- The problem
Answer these about the transcript:
(a) Who must agree on and test the test suites that the boundaries become?
(b) Which tools does Chuck name as possible ways to spin everything up?
(c) Where does Avdi say the test would use too much memory to run?

- Article
[Start]
So, I think you could [try] to test those boundaries. And those boundaries become real, legitimate test suites that have to be agreed on by both sides and tested by both sides.
DAVID:
Yeah, yeah.
CHUCK:
I do want to get into this a little bit and just point out, I love how David said, so do you just spin up everything? Like just spin up everything? Every microservices setup that I've set up?
DAVID:
[Chuckles] Just a [inaudible], isn't it?
CHUCK:
There's no 'just' about spinning up everything. I mean, you know, I've written little scripts that start them all on different ports. And even that's not perfect. I'll kill this one, kill that one, start it up again. That's a mess. Okay, well maybe we'll use Docker or VirtualBox or whatever, or Vagrant. And sometimes, with Chef Solo, okay well that will spin it up. But you're adding all of these extra things onto the pile just to get it up and running.
AVDI:
And now you have a test that consumes too much memory to run on your CI server.
CHUCK:
Right, or on your development machine. Gee, it'd sure be nice to spin this whole thing up in one place. Yeah, it just doesn't work anymore.
[End]
- Data provided
[Start]
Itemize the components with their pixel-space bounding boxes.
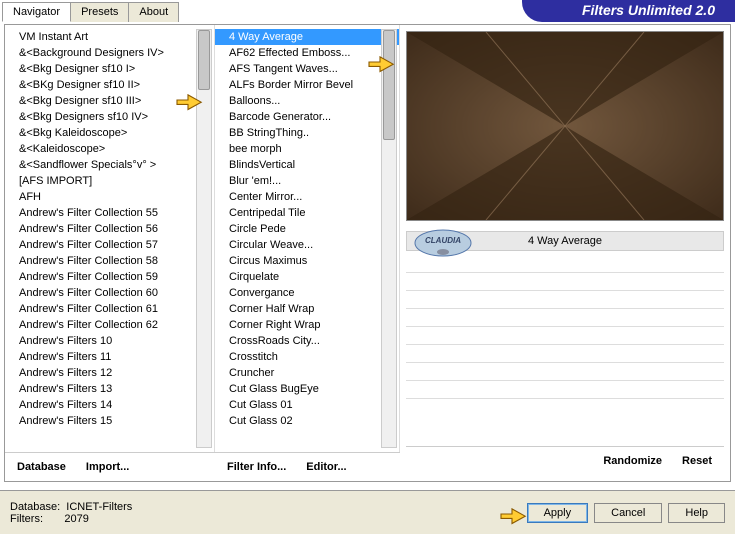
[End]
- Complete output
(a) Both sides.
(b) Docker, VirtualBox, Vagrant, and Chef Solo.
(c) On the CI server.